Write out each line in which the string "专享真三套" is present.

===== Material for the task

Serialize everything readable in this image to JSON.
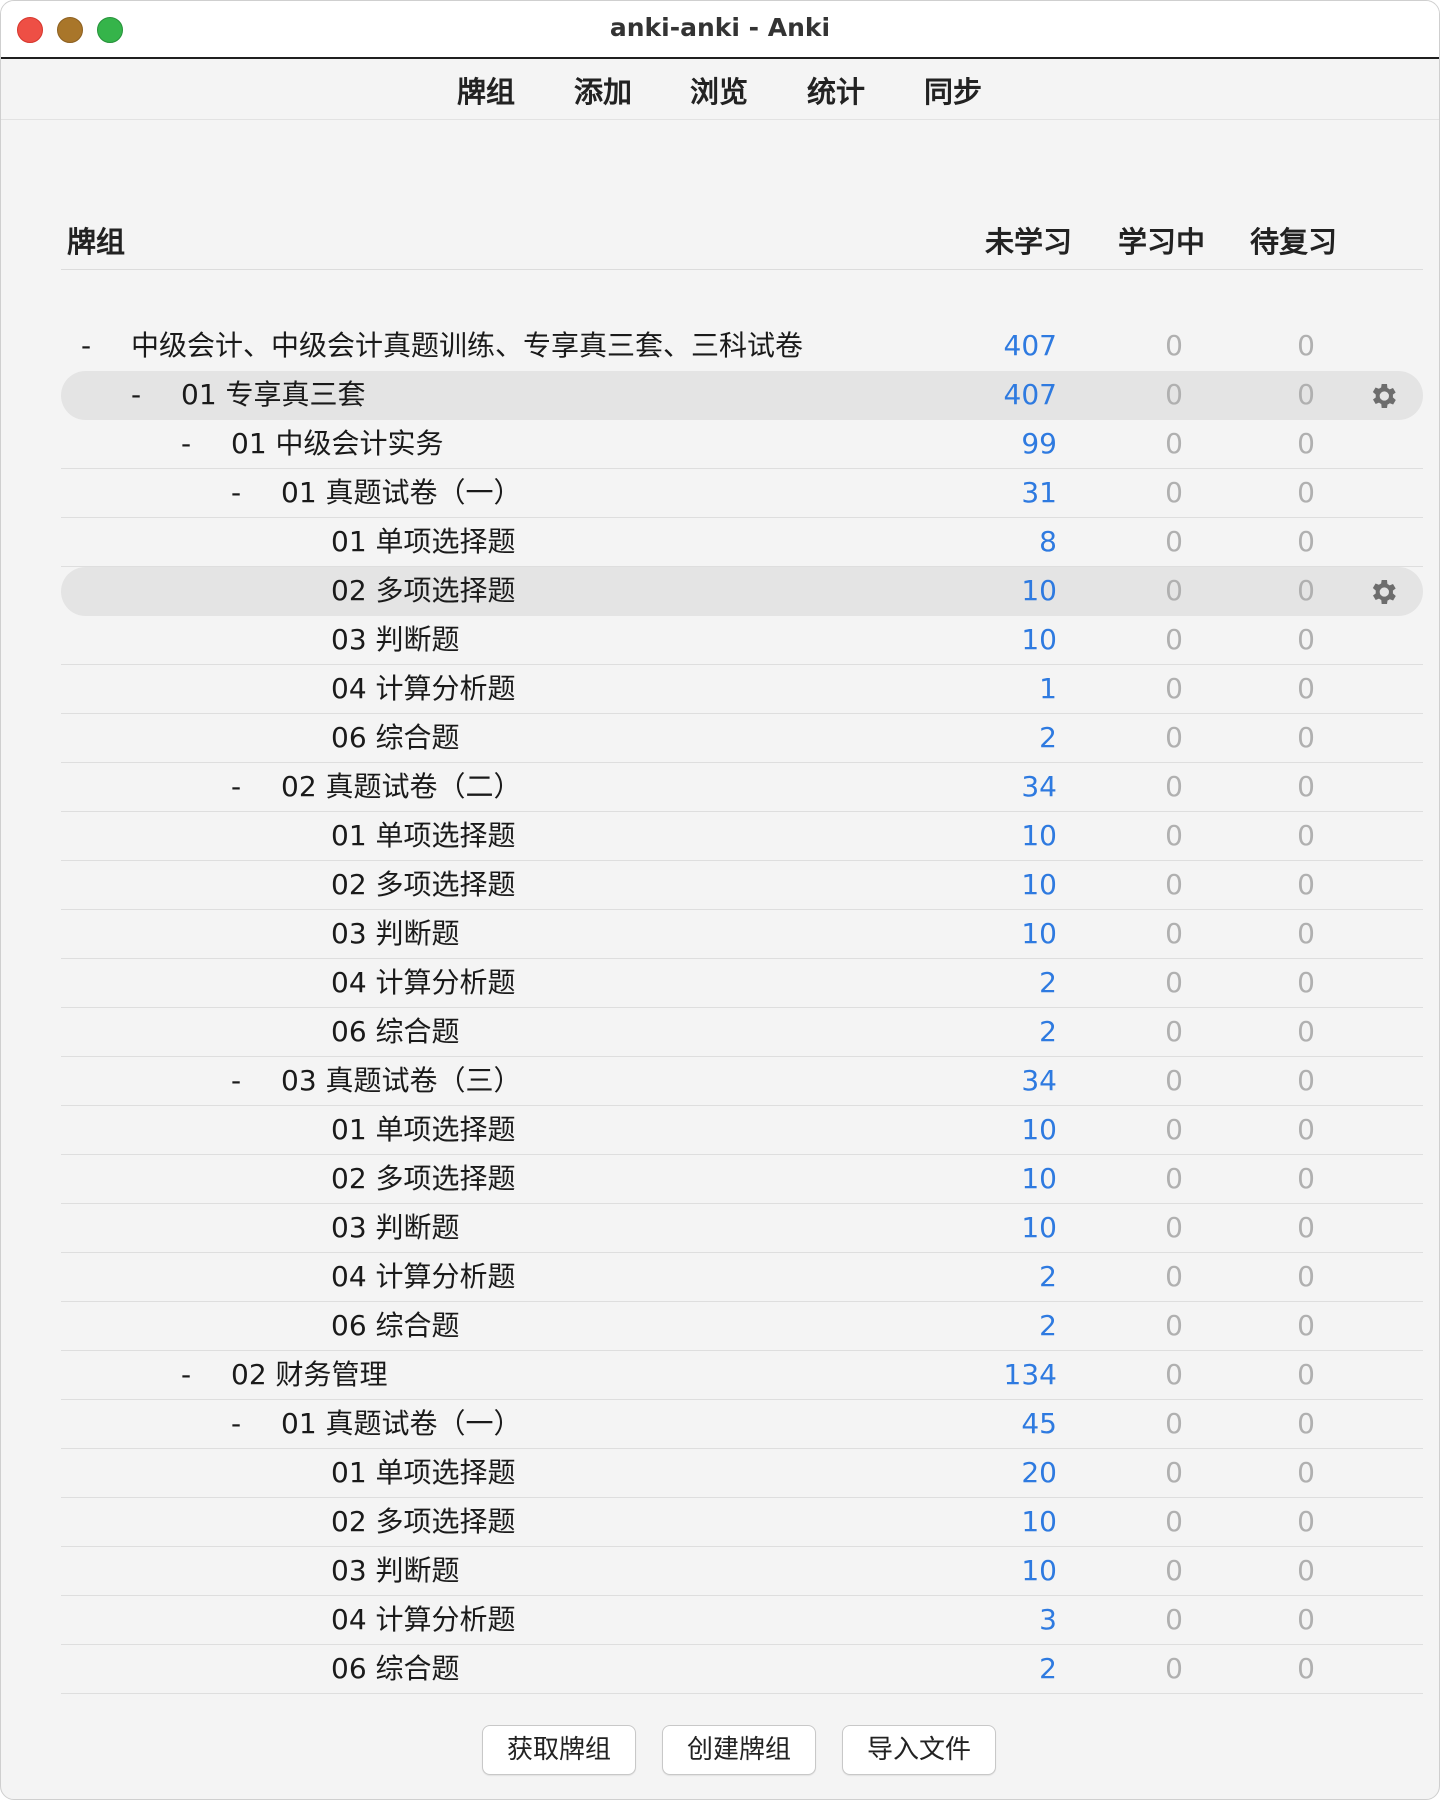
{
  "window": {
    "title": "anki-anki - Anki"
  },
  "toolbar": {
    "items": [
      "牌组",
      "添加",
      "浏览",
      "统计",
      "同步"
    ]
  },
  "table": {
    "headers": {
      "deck": "牌组",
      "new": "未学习",
      "learn": "学习中",
      "due": "待复习"
    },
    "rows": [
      {
        "name": "中级会计、中级会计真题训练、专享真三套、三科试卷",
        "depth": 0,
        "collapse": "-",
        "new": "407",
        "learn": "0",
        "due": "0",
        "highlight": false
      },
      {
        "name": "01 专享真三套",
        "depth": 1,
        "collapse": "-",
        "new": "407",
        "learn": "0",
        "due": "0",
        "highlight": true
      },
      {
        "name": "01 中级会计实务",
        "depth": 2,
        "collapse": "-",
        "new": "99",
        "learn": "0",
        "due": "0",
        "highlight": false
      },
      {
        "name": "01 真题试卷（一）",
        "depth": 3,
        "collapse": "-",
        "new": "31",
        "learn": "0",
        "due": "0",
        "highlight": false
      },
      {
        "name": "01 单项选择题",
        "depth": 4,
        "collapse": "",
        "new": "8",
        "learn": "0",
        "due": "0",
        "highlight": false
      },
      {
        "name": "02 多项选择题",
        "depth": 4,
        "collapse": "",
        "new": "10",
        "learn": "0",
        "due": "0",
        "highlight": true
      },
      {
        "name": "03 判断题",
        "depth": 4,
        "collapse": "",
        "new": "10",
        "learn": "0",
        "due": "0",
        "highlight": false
      },
      {
        "name": "04 计算分析题",
        "depth": 4,
        "collapse": "",
        "new": "1",
        "learn": "0",
        "due": "0",
        "highlight": false
      },
      {
        "name": "06 综合题",
        "depth": 4,
        "collapse": "",
        "new": "2",
        "learn": "0",
        "due": "0",
        "highlight": false
      },
      {
        "name": "02 真题试卷（二）",
        "depth": 3,
        "collapse": "-",
        "new": "34",
        "learn": "0",
        "due": "0",
        "highlight": false
      },
      {
        "name": "01 单项选择题",
        "depth": 4,
        "collapse": "",
        "new": "10",
        "learn": "0",
        "due": "0",
        "highlight": false
      },
      {
        "name": "02 多项选择题",
        "depth": 4,
        "collapse": "",
        "new": "10",
        "learn": "0",
        "due": "0",
        "highlight": false
      },
      {
        "name": "03 判断题",
        "depth": 4,
        "collapse": "",
        "new": "10",
        "learn": "0",
        "due": "0",
        "highlight": false
      },
      {
        "name": "04 计算分析题",
        "depth": 4,
        "collapse": "",
        "new": "2",
        "learn": "0",
        "due": "0",
        "highlight": false
      },
      {
        "name": "06 综合题",
        "depth": 4,
        "collapse": "",
        "new": "2",
        "learn": "0",
        "due": "0",
        "highlight": false
      },
      {
        "name": "03 真题试卷（三）",
        "depth": 3,
        "collapse": "-",
        "new": "34",
        "learn": "0",
        "due": "0",
        "highlight": false
      },
      {
        "name": "01 单项选择题",
        "depth": 4,
        "collapse": "",
        "new": "10",
        "learn": "0",
        "due": "0",
        "highlight": false
      },
      {
        "name": "02 多项选择题",
        "depth": 4,
        "collapse": "",
        "new": "10",
        "learn": "0",
        "due": "0",
        "highlight": false
      },
      {
        "name": "03 判断题",
        "depth": 4,
        "collapse": "",
        "new": "10",
        "learn": "0",
        "due": "0",
        "highlight": false
      },
      {
        "name": "04 计算分析题",
        "depth": 4,
        "collapse": "",
        "new": "2",
        "learn": "0",
        "due": "0",
        "highlight": false
      },
      {
        "name": "06 综合题",
        "depth": 4,
        "collapse": "",
        "new": "2",
        "learn": "0",
        "due": "0",
        "highlight": false
      },
      {
        "name": "02 财务管理",
        "depth": 2,
        "collapse": "-",
        "new": "134",
        "learn": "0",
        "due": "0",
        "highlight": false
      },
      {
        "name": "01 真题试卷（一）",
        "depth": 3,
        "collapse": "-",
        "new": "45",
        "learn": "0",
        "due": "0",
        "highlight": false
      },
      {
        "name": "01 单项选择题",
        "depth": 4,
        "collapse": "",
        "new": "20",
        "learn": "0",
        "due": "0",
        "highlight": false
      },
      {
        "name": "02 多项选择题",
        "depth": 4,
        "collapse": "",
        "new": "10",
        "learn": "0",
        "due": "0",
        "highlight": false
      },
      {
        "name": "03 判断题",
        "depth": 4,
        "collapse": "",
        "new": "10",
        "learn": "0",
        "due": "0",
        "highlight": false
      },
      {
        "name": "04 计算分析题",
        "depth": 4,
        "collapse": "",
        "new": "3",
        "learn": "0",
        "due": "0",
        "highlight": false
      },
      {
        "name": "06 综合题",
        "depth": 4,
        "collapse": "",
        "new": "2",
        "learn": "0",
        "due": "0",
        "highlight": false
      }
    ]
  },
  "buttons": {
    "get_shared": "获取牌组",
    "create_deck": "创建牌组",
    "import_file": "导入文件"
  },
  "colors": {
    "new_count": "#2e7ae0",
    "zero_count": "#b0b0b0",
    "highlight_row": "#e4e4e4"
  },
  "icons": {
    "row_options": "gear-icon"
  }
}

==========

-- Full solution --
        "name": "中级会计、中级会计真题训练、专享真三套、三科试卷",
        "name": "01 专享真三套",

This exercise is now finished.